* The request: Write the entries out again exactly as they stand, but without the pictures.

___ Source material ___

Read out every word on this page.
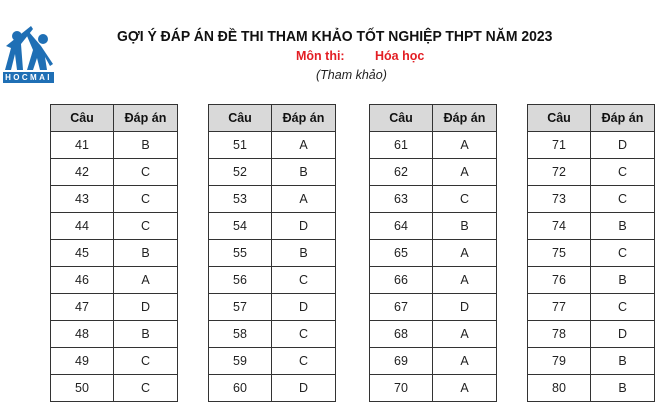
HOCMAI
GỢI Ý ĐÁP ÁN ĐỀ THI THAM KHẢO TỐT NGHIỆP THPT NĂM 2023
Môn thi: Hóa học
(Tham khảo)
Câu	Đáp án
41	B
42	C
43	C
44	C
45	B
46	A
47	D
48	B
49	C
50	C
Câu	Đáp án
51	A
52	B
53	A
54	D
55	B
56	C
57	D
58	C
59	C
60	D
Câu	Đáp án
61	A
62	A
63	C
64	B
65	A
66	A
67	D
68	A
69	A
70	A
Câu	Đáp án
71	D
72	C
73	C
74	B
75	C
76	B
77	C
78	D
79	B
80	B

___

* Full response:
Read out every word on this page.
HOCMAI
GỢI Ý ĐÁP ÁN ĐỀ THI THAM KHẢO TỐT NGHIỆP THPT NĂM 2023
Môn thi: Hóa học
(Tham khảo)
Câu	Đáp án
41	B
42	C
43	C
44	C
45	B
46	A
47	D
48	B
49	C
50	C
Câu	Đáp án
51	A
52	B
53	A
54	D
55	B
56	C
57	D
58	C
59	C
60	D
Câu	Đáp án
61	A
62	A
63	C
64	B
65	A
66	A
67	D
68	A
69	A
70	A
Câu	Đáp án
71	D
72	C
73	C
74	B
75	C
76	B
77	C
78	D
79	B
80	B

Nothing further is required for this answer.